Records about charts and figures
= = =
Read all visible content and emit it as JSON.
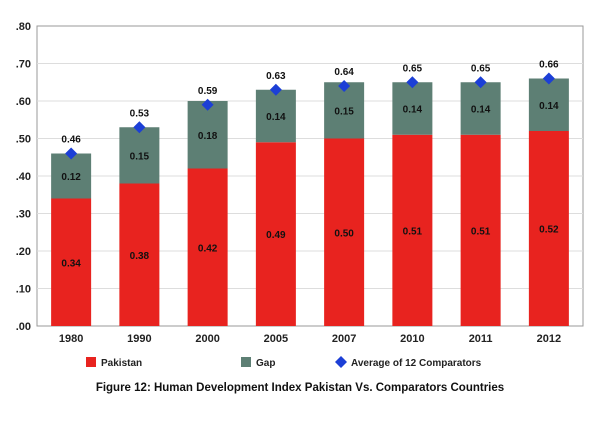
{
  "chart_data": {
    "type": "bar",
    "stacked": true,
    "categories": [
      "1980",
      "1990",
      "2000",
      "2005",
      "2007",
      "2010",
      "2011",
      "2012"
    ],
    "series": [
      {
        "name": "Pakistan",
        "color": "#e8231f",
        "values": [
          0.34,
          0.38,
          0.42,
          0.49,
          0.5,
          0.51,
          0.51,
          0.52
        ],
        "labels": [
          "0.34",
          "0.38",
          "0.42",
          "0.49",
          "0.50",
          "0.51",
          "0.51",
          "0.52"
        ]
      },
      {
        "name": "Gap",
        "color": "#5d7f74",
        "values": [
          0.12,
          0.15,
          0.18,
          0.14,
          0.15,
          0.14,
          0.14,
          0.14
        ],
        "labels": [
          "0.12",
          "0.15",
          "0.18",
          "0.14",
          "0.15",
          "0.14",
          "0.14",
          "0.14"
        ]
      },
      {
        "name": "Average of 12 Comparators",
        "type": "scatter",
        "marker": "diamond",
        "color": "#1c3fd6",
        "values": [
          0.46,
          0.53,
          0.59,
          0.63,
          0.64,
          0.65,
          0.65,
          0.66
        ],
        "labels": [
          "0.46",
          "0.53",
          "0.59",
          "0.63",
          "0.64",
          "0.65",
          "0.65",
          "0.66"
        ]
      }
    ],
    "ylim": [
      0,
      0.8
    ],
    "yticks": [
      ".00",
      ".10",
      ".20",
      ".30",
      ".40",
      ".50",
      ".60",
      ".70",
      ".80"
    ],
    "grid": true,
    "legend_position": "bottom",
    "title": "",
    "xlabel": "",
    "ylabel": ""
  },
  "caption": "Figure 12: Human Development Index Pakistan Vs. Comparators Countries"
}
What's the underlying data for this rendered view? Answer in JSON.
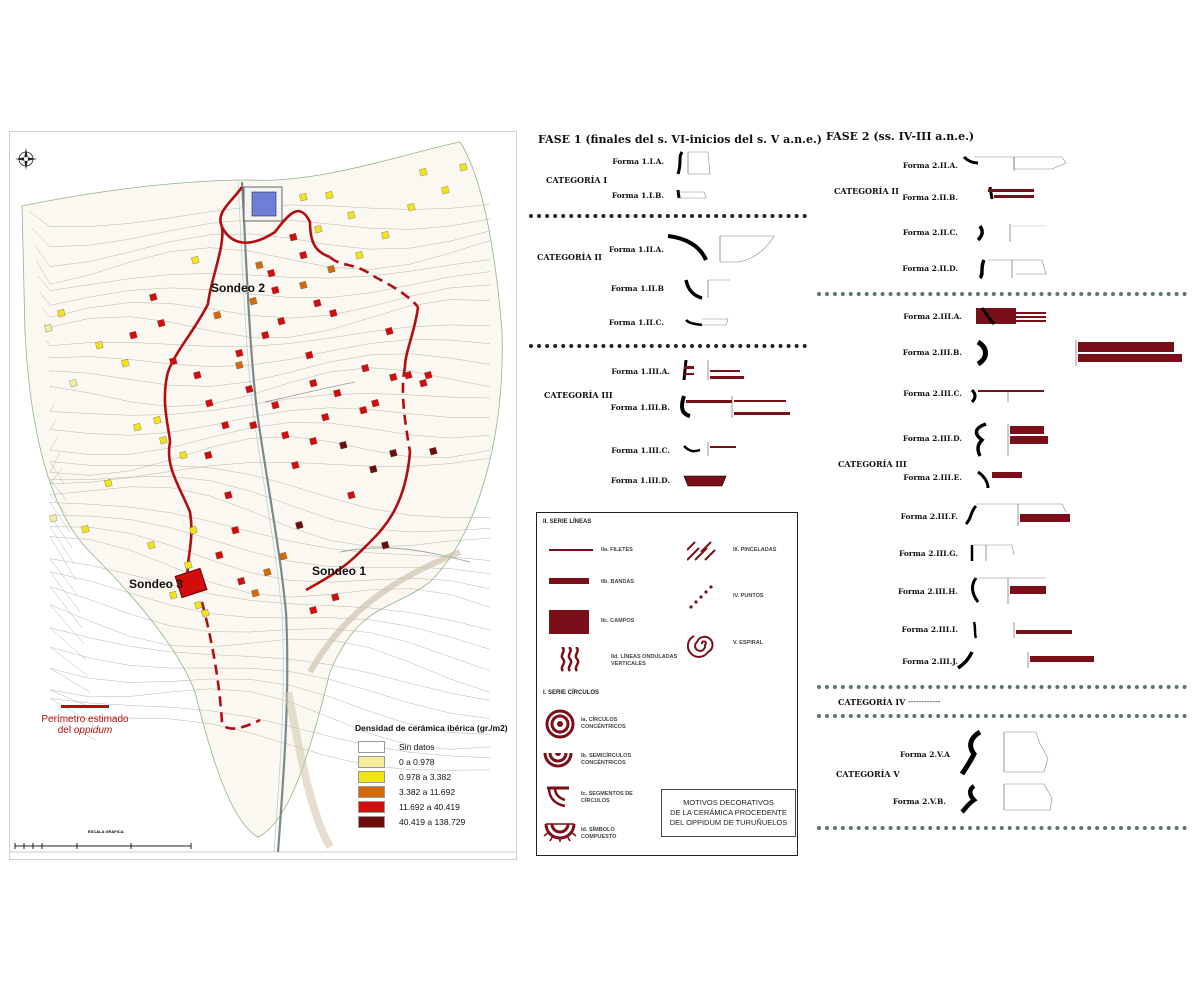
= = =
**Exercise brief:** Using the records above, pull out each line where the word "color" occurs.

**Complete answer:**
        "color": "#e8231f",
        "color": "#5d7f74",
        "color": "#1c3fd6",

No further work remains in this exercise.